Figure contents as structured data
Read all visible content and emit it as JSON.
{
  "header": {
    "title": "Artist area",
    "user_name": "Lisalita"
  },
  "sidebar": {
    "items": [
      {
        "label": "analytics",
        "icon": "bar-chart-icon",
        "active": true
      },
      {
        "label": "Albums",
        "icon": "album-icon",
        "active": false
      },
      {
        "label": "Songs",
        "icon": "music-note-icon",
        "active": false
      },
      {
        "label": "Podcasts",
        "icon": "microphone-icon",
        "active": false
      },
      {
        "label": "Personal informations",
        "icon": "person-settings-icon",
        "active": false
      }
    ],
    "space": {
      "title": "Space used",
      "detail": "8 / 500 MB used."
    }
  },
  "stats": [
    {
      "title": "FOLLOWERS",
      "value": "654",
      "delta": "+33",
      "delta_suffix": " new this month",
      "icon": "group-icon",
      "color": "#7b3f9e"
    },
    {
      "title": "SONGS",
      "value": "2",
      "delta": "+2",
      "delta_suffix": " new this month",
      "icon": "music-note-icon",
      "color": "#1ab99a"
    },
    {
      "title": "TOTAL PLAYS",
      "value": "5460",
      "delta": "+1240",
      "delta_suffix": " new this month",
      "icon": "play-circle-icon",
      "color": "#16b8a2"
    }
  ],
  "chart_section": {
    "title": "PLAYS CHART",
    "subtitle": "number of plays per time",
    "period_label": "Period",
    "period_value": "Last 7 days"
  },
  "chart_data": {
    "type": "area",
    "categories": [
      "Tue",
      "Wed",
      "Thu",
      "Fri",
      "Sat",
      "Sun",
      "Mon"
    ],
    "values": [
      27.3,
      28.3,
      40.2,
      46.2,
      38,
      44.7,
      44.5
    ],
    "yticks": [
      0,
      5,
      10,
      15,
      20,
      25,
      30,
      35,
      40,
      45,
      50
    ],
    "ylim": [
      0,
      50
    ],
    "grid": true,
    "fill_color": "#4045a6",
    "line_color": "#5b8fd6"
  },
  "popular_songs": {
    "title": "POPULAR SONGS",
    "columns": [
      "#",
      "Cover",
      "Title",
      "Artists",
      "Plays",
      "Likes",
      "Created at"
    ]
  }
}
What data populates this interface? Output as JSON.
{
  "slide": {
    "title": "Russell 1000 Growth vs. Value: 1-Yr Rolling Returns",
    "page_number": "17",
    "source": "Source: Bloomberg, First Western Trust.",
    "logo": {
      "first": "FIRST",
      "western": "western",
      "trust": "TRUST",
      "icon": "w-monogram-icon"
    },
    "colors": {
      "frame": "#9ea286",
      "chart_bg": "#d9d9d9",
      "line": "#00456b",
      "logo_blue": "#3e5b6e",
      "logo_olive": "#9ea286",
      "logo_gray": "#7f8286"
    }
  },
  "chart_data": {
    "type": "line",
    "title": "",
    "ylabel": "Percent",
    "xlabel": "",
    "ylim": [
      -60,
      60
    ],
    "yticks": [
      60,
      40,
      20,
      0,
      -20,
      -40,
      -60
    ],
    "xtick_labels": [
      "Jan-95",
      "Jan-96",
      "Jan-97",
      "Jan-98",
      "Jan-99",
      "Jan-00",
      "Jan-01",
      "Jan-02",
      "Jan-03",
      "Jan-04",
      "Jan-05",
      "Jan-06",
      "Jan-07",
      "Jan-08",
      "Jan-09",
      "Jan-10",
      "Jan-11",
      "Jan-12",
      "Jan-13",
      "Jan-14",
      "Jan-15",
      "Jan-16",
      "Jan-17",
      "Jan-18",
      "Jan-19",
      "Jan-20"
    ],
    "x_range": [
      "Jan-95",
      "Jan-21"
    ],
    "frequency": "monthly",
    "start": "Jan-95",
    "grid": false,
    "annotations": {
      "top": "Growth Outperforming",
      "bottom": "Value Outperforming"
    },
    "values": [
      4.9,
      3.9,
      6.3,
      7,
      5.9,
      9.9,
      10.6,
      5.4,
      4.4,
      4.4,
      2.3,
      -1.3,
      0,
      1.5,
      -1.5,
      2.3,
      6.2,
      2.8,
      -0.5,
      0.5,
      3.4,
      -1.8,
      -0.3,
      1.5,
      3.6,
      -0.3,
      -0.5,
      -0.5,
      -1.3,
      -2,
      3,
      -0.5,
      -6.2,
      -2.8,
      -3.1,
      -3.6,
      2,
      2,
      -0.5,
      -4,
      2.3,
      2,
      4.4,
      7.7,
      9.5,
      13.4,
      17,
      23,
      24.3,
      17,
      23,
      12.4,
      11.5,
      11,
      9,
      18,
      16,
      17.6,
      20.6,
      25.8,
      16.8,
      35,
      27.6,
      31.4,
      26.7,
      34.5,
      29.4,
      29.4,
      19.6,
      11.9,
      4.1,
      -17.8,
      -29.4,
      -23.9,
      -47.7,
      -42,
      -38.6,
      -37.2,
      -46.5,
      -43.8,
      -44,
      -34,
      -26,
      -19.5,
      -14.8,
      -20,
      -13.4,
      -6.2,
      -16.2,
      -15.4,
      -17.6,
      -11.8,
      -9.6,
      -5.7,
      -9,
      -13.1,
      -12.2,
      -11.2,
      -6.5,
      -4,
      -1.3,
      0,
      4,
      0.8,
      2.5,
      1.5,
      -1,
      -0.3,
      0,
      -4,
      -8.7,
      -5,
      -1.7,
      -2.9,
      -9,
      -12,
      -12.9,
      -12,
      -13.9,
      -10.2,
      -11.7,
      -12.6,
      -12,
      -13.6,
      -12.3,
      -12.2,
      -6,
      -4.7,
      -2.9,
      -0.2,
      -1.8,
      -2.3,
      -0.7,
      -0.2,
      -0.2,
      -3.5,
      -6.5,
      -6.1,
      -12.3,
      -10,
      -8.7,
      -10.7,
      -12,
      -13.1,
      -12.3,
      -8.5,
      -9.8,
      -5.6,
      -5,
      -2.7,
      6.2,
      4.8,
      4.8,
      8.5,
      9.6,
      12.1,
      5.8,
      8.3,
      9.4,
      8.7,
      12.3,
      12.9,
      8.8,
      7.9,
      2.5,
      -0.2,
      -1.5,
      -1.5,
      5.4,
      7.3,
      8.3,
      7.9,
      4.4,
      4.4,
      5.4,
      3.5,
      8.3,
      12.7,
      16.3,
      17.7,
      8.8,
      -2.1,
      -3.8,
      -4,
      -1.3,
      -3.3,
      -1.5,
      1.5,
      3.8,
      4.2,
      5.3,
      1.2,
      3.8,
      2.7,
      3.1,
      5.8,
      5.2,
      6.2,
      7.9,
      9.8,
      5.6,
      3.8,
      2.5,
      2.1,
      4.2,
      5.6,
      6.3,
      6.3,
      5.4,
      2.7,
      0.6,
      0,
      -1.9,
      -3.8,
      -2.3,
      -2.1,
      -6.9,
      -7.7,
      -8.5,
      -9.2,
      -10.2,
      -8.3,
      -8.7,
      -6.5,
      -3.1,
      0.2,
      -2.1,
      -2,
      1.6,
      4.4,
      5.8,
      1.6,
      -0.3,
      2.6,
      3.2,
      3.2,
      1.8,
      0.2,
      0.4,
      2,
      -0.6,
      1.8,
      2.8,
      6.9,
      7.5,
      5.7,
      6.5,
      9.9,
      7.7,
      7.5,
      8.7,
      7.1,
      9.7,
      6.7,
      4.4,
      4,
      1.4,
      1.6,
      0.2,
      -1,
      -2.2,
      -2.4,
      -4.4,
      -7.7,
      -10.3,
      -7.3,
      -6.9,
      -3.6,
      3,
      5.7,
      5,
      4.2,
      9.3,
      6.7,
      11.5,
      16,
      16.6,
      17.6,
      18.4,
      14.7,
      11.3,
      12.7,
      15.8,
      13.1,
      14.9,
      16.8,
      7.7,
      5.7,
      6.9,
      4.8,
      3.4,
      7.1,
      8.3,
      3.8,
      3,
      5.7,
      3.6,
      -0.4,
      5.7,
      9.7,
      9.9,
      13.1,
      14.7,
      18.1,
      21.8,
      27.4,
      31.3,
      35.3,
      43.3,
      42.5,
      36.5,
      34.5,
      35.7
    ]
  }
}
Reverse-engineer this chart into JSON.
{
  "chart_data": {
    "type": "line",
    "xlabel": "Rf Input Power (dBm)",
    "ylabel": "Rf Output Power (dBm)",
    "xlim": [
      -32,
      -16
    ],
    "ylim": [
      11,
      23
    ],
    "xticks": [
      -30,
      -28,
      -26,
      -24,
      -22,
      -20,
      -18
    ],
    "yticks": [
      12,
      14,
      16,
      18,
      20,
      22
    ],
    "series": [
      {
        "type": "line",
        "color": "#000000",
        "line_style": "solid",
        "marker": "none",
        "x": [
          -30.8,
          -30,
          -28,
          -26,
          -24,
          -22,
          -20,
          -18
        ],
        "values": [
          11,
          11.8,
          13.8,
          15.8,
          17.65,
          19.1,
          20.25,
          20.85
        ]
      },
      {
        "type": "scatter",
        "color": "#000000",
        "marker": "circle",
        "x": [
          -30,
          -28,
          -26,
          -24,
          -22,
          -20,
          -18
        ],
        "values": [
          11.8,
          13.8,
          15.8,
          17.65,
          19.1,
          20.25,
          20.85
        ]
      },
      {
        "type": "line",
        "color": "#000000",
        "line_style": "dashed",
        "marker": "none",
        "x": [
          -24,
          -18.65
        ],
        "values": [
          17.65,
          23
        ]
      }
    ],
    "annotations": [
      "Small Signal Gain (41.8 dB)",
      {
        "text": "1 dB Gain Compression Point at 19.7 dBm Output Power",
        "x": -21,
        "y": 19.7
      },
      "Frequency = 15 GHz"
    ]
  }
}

## WHAT THIS TASK INVOLVES
Copy all lines of the material above where the string "circle" occurs.

## RESPONSE FOR THIS EXERCISE
      "icon": "play-circle-icon",
        "marker": "circle",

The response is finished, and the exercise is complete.